(Collected data)
▬▬▬▬▬▬▬▬▬▬

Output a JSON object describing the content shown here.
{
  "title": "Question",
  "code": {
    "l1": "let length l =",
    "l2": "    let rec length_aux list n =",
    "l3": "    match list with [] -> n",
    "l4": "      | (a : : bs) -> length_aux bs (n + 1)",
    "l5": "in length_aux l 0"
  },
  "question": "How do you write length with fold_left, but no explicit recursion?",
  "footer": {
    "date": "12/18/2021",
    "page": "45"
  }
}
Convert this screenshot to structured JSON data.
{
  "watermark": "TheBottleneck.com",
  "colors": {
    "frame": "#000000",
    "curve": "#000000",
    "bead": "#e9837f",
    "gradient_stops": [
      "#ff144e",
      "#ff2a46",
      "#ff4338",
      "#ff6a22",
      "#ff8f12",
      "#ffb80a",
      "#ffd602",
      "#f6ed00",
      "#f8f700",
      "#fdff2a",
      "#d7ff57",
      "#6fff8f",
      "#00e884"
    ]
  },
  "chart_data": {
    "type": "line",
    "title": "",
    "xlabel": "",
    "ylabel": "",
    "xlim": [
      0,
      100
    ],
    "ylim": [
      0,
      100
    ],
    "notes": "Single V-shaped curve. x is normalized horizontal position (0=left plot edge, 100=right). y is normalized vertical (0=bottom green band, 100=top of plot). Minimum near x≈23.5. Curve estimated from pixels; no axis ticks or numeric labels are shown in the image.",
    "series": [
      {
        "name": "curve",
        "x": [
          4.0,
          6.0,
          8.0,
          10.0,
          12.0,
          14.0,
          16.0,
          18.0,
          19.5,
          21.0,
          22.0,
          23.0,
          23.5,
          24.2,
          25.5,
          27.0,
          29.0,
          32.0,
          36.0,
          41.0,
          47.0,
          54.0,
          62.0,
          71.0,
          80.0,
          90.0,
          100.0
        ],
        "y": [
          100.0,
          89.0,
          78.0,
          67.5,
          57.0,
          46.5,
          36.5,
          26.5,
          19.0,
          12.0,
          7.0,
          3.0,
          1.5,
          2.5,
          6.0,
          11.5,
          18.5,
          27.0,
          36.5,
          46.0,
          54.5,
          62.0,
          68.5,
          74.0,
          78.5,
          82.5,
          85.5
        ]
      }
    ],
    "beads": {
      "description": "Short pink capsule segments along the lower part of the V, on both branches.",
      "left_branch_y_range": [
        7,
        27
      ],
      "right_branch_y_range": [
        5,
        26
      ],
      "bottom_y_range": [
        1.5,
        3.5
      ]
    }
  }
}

▬▬▬▬▬▬▬▬▬▬

Count the lines in the records above that contain the word "with", and give only that number.

__Reply__. 2